Go through the listing and set it down exactly, leaving out its pictures.

**EXERCISE INPUTS**
•••••
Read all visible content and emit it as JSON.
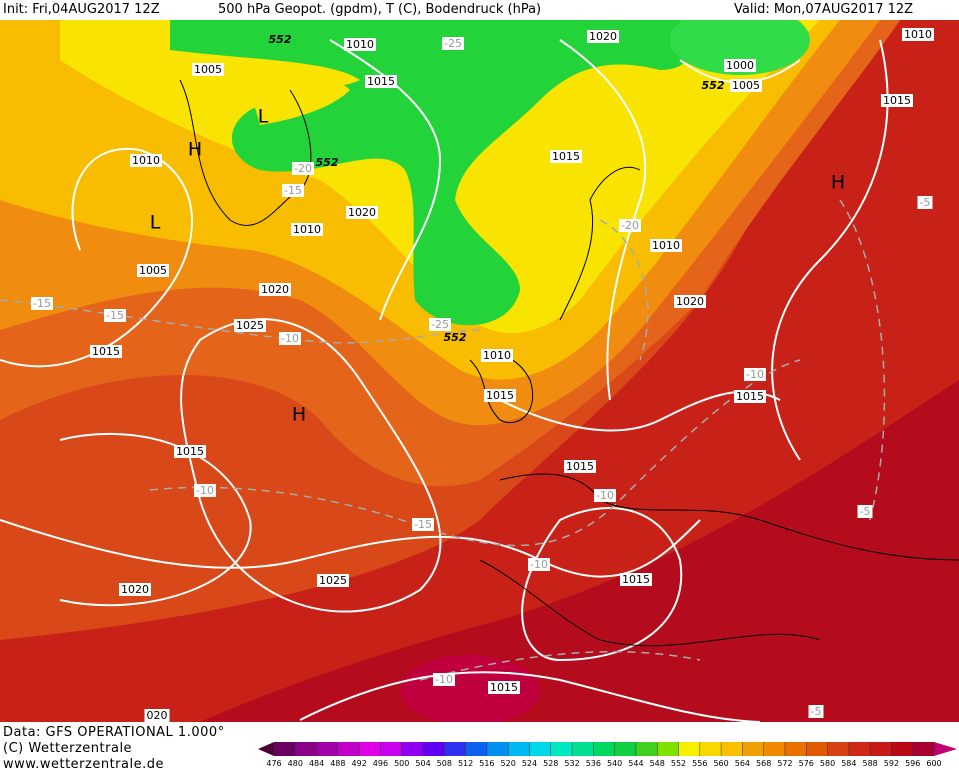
{
  "header": {
    "init": "Init: Fri,04AUG2017 12Z",
    "title": "500 hPa Geopot. (gpdm), T (C), Bodendruck (hPa)",
    "valid": "Valid: Mon,07AUG2017 12Z"
  },
  "footer": {
    "source": "Data: GFS OPERATIONAL 1.000°",
    "copyright": "(C) Wetterzentrale",
    "url": "www.wetterzentrale.de"
  },
  "legend": {
    "levels": [
      476,
      480,
      484,
      488,
      492,
      496,
      500,
      504,
      508,
      512,
      516,
      520,
      524,
      528,
      532,
      536,
      540,
      544,
      548,
      552,
      556,
      560,
      564,
      568,
      572,
      576,
      580,
      584,
      588,
      592,
      596,
      600
    ]
  },
  "map": {
    "isobar_labels": [
      "1010",
      "1015",
      "1020",
      "1000",
      "1005",
      "1010",
      "1015",
      "1005",
      "1010",
      "1015",
      "1020",
      "1010",
      "1010",
      "1005",
      "1020",
      "1020",
      "1025",
      "1015",
      "1010",
      "1015",
      "1015",
      "1015",
      "1015",
      "1020",
      "1025",
      "1015",
      "1015",
      "020"
    ],
    "temperature_labels": [
      "-25",
      "-20",
      "-25",
      "-20",
      "-15",
      "-15",
      "-15",
      "-10",
      "-10",
      "-10",
      "-10",
      "-15",
      "-10",
      "-10",
      "-5",
      "-5",
      "-5"
    ],
    "contour_labels": [
      "552",
      "552",
      "552",
      "552"
    ],
    "pressure_centers": [
      "L",
      "H",
      "L",
      "H",
      "H"
    ]
  }
}
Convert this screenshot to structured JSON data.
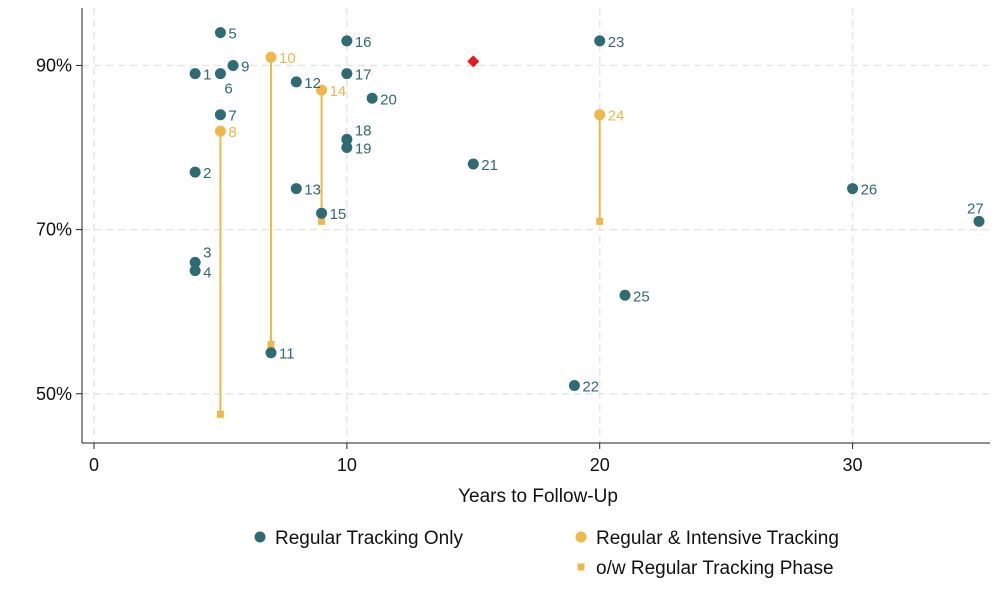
{
  "colors": {
    "regular": "#2f6b73",
    "intensive": "#f0b84a",
    "highlight": "#e8191b",
    "grid": "#e6e6e6",
    "axis": "#222222"
  },
  "chart_data": {
    "type": "scatter",
    "xlabel": "Years to Follow-Up",
    "ylabel": "",
    "xlim": [
      0,
      35
    ],
    "ylim": [
      44,
      97
    ],
    "x_ticks": [
      0,
      10,
      20,
      30
    ],
    "y_ticks": [
      50,
      70,
      90
    ],
    "y_tick_labels": [
      "50%",
      "70%",
      "90%"
    ],
    "grid": true,
    "legend_position": "bottom",
    "legend": [
      {
        "key": "regular",
        "label": "Regular Tracking Only",
        "marker": "circle"
      },
      {
        "key": "intensive",
        "label": "Regular & Intensive Tracking",
        "marker": "circle"
      },
      {
        "key": "phase",
        "label": "o/w Regular Tracking Phase",
        "marker": "square"
      }
    ],
    "regular_points": [
      {
        "id": "1",
        "x": 4,
        "y": 89
      },
      {
        "id": "2",
        "x": 4,
        "y": 77
      },
      {
        "id": "3",
        "x": 4,
        "y": 66
      },
      {
        "id": "4",
        "x": 4,
        "y": 65
      },
      {
        "id": "5",
        "x": 5,
        "y": 94
      },
      {
        "id": "6",
        "x": 5,
        "y": 89
      },
      {
        "id": "7",
        "x": 5,
        "y": 84
      },
      {
        "id": "9",
        "x": 5.5,
        "y": 90
      },
      {
        "id": "11",
        "x": 7,
        "y": 55
      },
      {
        "id": "12",
        "x": 8,
        "y": 88
      },
      {
        "id": "13",
        "x": 8,
        "y": 75
      },
      {
        "id": "15",
        "x": 9,
        "y": 72
      },
      {
        "id": "16",
        "x": 10,
        "y": 93
      },
      {
        "id": "17",
        "x": 10,
        "y": 89
      },
      {
        "id": "18",
        "x": 10,
        "y": 81
      },
      {
        "id": "19",
        "x": 10,
        "y": 80
      },
      {
        "id": "20",
        "x": 11,
        "y": 86
      },
      {
        "id": "21",
        "x": 15,
        "y": 78
      },
      {
        "id": "22",
        "x": 19,
        "y": 51
      },
      {
        "id": "23",
        "x": 20,
        "y": 93
      },
      {
        "id": "25",
        "x": 21,
        "y": 62
      },
      {
        "id": "26",
        "x": 30,
        "y": 75
      },
      {
        "id": "27",
        "x": 35,
        "y": 71
      }
    ],
    "intensive_points": [
      {
        "id": "8",
        "x": 5,
        "y": 82,
        "phase_y": 47.5
      },
      {
        "id": "10",
        "x": 7,
        "y": 91,
        "phase_y": 56
      },
      {
        "id": "14",
        "x": 9,
        "y": 87,
        "phase_y": 71
      },
      {
        "id": "24",
        "x": 20,
        "y": 84,
        "phase_y": 71
      }
    ],
    "highlight_point": {
      "x": 15,
      "y": 90.5,
      "marker": "diamond"
    }
  }
}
•••••
**EXERCISE OUTPUT**
Read all visible content and emit it as JSON.
{
  "header": {
    "init": "Init: Fri,04AUG2017 12Z",
    "title": "500 hPa Geopot. (gpdm), T (C), Bodendruck (hPa)",
    "valid": "Valid: Mon,07AUG2017 12Z"
  },
  "footer": {
    "source": "Data: GFS OPERATIONAL 1.000°",
    "copyright": "(C) Wetterzentrale",
    "url": "www.wetterzentrale.de"
  },
  "legend": {
    "levels": [
      476,
      480,
      484,
      488,
      492,
      496,
      500,
      504,
      508,
      512,
      516,
      520,
      524,
      528,
      532,
      536,
      540,
      544,
      548,
      552,
      556,
      560,
      564,
      568,
      572,
      576,
      580,
      584,
      588,
      592,
      596,
      600
    ]
  },
  "map": {
    "isobar_labels": [
      "1010",
      "1015",
      "1020",
      "1000",
      "1005",
      "1010",
      "1015",
      "1005",
      "1010",
      "1015",
      "1020",
      "1010",
      "1010",
      "1005",
      "1020",
      "1020",
      "1025",
      "1015",
      "1010",
      "1015",
      "1015",
      "1015",
      "1015",
      "1020",
      "1025",
      "1015",
      "1015",
      "020"
    ],
    "temperature_labels": [
      "-25",
      "-20",
      "-25",
      "-20",
      "-15",
      "-15",
      "-15",
      "-10",
      "-10",
      "-10",
      "-10",
      "-15",
      "-10",
      "-10",
      "-5",
      "-5",
      "-5"
    ],
    "contour_labels": [
      "552",
      "552",
      "552",
      "552"
    ],
    "pressure_centers": [
      "L",
      "H",
      "L",
      "H",
      "H"
    ]
  }
}
Convert this screenshot to structured JSON data.
{
  "colors": {
    "regular": "#2f6b73",
    "intensive": "#f0b84a",
    "highlight": "#e8191b",
    "grid": "#e6e6e6",
    "axis": "#222222"
  },
  "chart_data": {
    "type": "scatter",
    "xlabel": "Years to Follow-Up",
    "ylabel": "",
    "xlim": [
      0,
      35
    ],
    "ylim": [
      44,
      97
    ],
    "x_ticks": [
      0,
      10,
      20,
      30
    ],
    "y_ticks": [
      50,
      70,
      90
    ],
    "y_tick_labels": [
      "50%",
      "70%",
      "90%"
    ],
    "grid": true,
    "legend_position": "bottom",
    "legend": [
      {
        "key": "regular",
        "label": "Regular Tracking Only",
        "marker": "circle"
      },
      {
        "key": "intensive",
        "label": "Regular & Intensive Tracking",
        "marker": "circle"
      },
      {
        "key": "phase",
        "label": "o/w Regular Tracking Phase",
        "marker": "square"
      }
    ],
    "regular_points": [
      {
        "id": "1",
        "x": 4,
        "y": 89
      },
      {
        "id": "2",
        "x": 4,
        "y": 77
      },
      {
        "id": "3",
        "x": 4,
        "y": 66
      },
      {
        "id": "4",
        "x": 4,
        "y": 65
      },
      {
        "id": "5",
        "x": 5,
        "y": 94
      },
      {
        "id": "6",
        "x": 5,
        "y": 89
      },
      {
        "id": "7",
        "x": 5,
        "y": 84
      },
      {
        "id": "9",
        "x": 5.5,
        "y": 90
      },
      {
        "id": "11",
        "x": 7,
        "y": 55
      },
      {
        "id": "12",
        "x": 8,
        "y": 88
      },
      {
        "id": "13",
        "x": 8,
        "y": 75
      },
      {
        "id": "15",
        "x": 9,
        "y": 72
      },
      {
        "id": "16",
        "x": 10,
        "y": 93
      },
      {
        "id": "17",
        "x": 10,
        "y": 89
      },
      {
        "id": "18",
        "x": 10,
        "y": 81
      },
      {
        "id": "19",
        "x": 10,
        "y": 80
      },
      {
        "id": "20",
        "x": 11,
        "y": 86
      },
      {
        "id": "21",
        "x": 15,
        "y": 78
      },
      {
        "id": "22",
        "x": 19,
        "y": 51
      },
      {
        "id": "23",
        "x": 20,
        "y": 93
      },
      {
        "id": "25",
        "x": 21,
        "y": 62
      },
      {
        "id": "26",
        "x": 30,
        "y": 75
      },
      {
        "id": "27",
        "x": 35,
        "y": 71
      }
    ],
    "intensive_points": [
      {
        "id": "8",
        "x": 5,
        "y": 82,
        "phase_y": 47.5
      },
      {
        "id": "10",
        "x": 7,
        "y": 91,
        "phase_y": 56
      },
      {
        "id": "14",
        "x": 9,
        "y": 87,
        "phase_y": 71
      },
      {
        "id": "24",
        "x": 20,
        "y": 84,
        "phase_y": 71
      }
    ],
    "highlight_point": {
      "x": 15,
      "y": 90.5,
      "marker": "diamond"
    }
  }
}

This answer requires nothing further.